AIM OF THE TASK: Take from the listing each line that has the string "conflictos".
^^^^
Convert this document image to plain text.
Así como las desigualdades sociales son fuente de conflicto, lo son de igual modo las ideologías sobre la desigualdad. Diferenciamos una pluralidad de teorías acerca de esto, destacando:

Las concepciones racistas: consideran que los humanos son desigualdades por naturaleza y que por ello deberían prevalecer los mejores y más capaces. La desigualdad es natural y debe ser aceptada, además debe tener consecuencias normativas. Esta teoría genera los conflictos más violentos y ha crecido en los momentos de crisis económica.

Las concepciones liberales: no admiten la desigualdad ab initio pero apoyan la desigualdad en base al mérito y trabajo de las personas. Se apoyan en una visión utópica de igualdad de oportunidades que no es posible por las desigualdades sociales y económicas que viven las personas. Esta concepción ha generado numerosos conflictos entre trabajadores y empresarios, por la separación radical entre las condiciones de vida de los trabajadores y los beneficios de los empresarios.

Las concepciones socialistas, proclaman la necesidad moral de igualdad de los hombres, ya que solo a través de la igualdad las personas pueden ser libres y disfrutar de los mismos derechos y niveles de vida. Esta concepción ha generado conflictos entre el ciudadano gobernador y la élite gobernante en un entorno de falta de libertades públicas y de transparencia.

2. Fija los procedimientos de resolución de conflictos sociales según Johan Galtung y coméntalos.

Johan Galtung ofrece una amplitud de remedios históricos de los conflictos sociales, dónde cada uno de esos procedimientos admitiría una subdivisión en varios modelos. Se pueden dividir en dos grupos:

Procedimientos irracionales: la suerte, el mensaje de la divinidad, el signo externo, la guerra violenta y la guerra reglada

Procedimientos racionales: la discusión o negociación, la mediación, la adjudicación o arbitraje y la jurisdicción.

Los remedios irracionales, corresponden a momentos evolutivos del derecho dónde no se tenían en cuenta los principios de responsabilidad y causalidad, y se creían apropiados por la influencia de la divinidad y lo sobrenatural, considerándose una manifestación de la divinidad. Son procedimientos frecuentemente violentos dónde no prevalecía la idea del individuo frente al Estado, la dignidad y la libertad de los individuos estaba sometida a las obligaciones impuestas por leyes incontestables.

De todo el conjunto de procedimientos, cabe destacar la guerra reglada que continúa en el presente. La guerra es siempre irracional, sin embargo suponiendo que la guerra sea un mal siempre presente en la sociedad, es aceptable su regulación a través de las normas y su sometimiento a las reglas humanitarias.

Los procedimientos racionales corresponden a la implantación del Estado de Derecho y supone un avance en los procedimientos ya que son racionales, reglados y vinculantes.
^^^^
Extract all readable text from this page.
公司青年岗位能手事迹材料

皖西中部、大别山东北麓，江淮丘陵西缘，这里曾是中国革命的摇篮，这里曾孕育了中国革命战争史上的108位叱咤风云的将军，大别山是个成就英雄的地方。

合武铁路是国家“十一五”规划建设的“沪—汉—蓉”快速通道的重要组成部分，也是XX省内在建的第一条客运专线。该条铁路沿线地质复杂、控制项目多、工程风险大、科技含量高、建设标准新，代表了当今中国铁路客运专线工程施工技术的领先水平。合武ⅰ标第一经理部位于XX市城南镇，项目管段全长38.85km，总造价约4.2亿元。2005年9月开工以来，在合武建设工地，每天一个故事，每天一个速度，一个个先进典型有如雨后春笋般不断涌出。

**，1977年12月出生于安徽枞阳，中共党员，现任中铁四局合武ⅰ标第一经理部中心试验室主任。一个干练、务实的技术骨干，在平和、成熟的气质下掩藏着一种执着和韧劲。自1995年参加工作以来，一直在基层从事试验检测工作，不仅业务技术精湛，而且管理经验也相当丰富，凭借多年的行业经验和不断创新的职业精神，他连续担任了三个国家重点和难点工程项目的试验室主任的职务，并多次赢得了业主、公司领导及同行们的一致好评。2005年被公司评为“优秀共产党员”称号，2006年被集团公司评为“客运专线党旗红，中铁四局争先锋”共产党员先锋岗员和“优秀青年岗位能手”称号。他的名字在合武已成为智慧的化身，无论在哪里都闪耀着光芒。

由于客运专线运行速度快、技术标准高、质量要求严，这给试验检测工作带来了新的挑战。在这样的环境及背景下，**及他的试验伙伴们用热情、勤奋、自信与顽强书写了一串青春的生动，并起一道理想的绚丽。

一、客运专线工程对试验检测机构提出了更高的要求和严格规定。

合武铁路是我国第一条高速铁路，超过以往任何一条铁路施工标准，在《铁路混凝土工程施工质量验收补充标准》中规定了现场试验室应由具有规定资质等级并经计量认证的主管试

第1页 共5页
^^^^
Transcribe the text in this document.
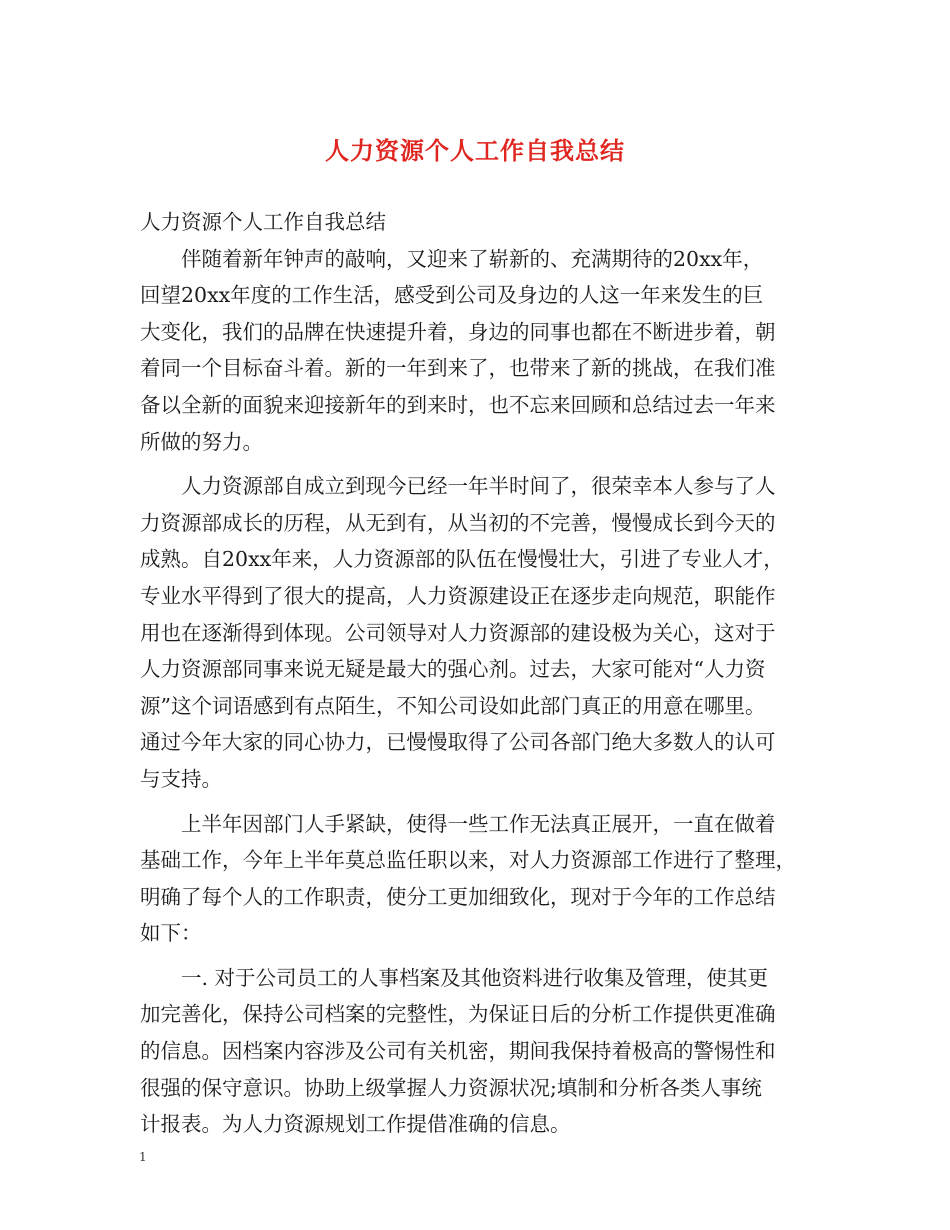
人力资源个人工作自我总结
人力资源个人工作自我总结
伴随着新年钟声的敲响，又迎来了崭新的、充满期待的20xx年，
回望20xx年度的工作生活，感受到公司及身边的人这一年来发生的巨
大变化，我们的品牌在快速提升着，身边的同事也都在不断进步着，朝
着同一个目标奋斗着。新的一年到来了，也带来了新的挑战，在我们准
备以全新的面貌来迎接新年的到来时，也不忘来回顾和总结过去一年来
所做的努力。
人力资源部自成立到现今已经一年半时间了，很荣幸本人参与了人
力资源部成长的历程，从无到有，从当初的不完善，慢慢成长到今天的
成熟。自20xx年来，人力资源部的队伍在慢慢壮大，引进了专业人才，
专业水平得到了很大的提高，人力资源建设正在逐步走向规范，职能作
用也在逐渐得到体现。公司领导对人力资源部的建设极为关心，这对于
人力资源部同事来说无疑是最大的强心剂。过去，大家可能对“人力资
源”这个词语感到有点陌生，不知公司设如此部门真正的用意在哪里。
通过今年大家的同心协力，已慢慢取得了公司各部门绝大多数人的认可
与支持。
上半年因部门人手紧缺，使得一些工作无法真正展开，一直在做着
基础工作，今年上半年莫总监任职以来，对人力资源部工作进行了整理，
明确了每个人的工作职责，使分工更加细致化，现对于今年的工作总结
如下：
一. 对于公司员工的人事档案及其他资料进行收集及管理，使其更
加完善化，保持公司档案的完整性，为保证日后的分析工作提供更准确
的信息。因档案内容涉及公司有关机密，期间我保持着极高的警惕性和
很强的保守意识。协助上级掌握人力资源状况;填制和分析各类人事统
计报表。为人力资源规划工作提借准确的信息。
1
^^^^
EXERCISE OUTPUT:
Las concepciones racistas: consideran que los humanos son desigualdades por naturaleza y que por ello deberían prevalecer los mejores y más capaces. La desigualdad es natural y debe ser aceptada, además debe tener consecuencias normativas. Esta teoría genera los conflictos más violentos y ha crecido en los momentos de crisis económica.
Las concepciones liberales: no admiten la desigualdad ab initio pero apoyan la desigualdad en base al mérito y trabajo de las personas. Se apoyan en una visión utópica de igualdad de oportunidades que no es posible por las desigualdades sociales y económicas que viven las personas. Esta concepción ha generado numerosos conflictos entre trabajadores y empresarios, por la separación radical entre las condiciones de vida de los trabajadores y los beneficios de los empresarios.
Las concepciones socialistas, proclaman la necesidad moral de igualdad de los hombres, ya que solo a través de la igualdad las personas pueden ser libres y disfrutar de los mismos derechos y niveles de vida. Esta concepción ha generado conflictos entre el ciudadano gobernador y la élite gobernante en un entorno de falta de libertades públicas y de transparencia.
2. Fija los procedimientos de resolución de conflictos sociales según Johan Galtung y coméntalos.
Johan Galtung ofrece una amplitud de remedios históricos de los conflictos sociales, dónde cada uno de esos procedimientos admitiría una subdivisión en varios modelos. Se pueden dividir en dos grupos:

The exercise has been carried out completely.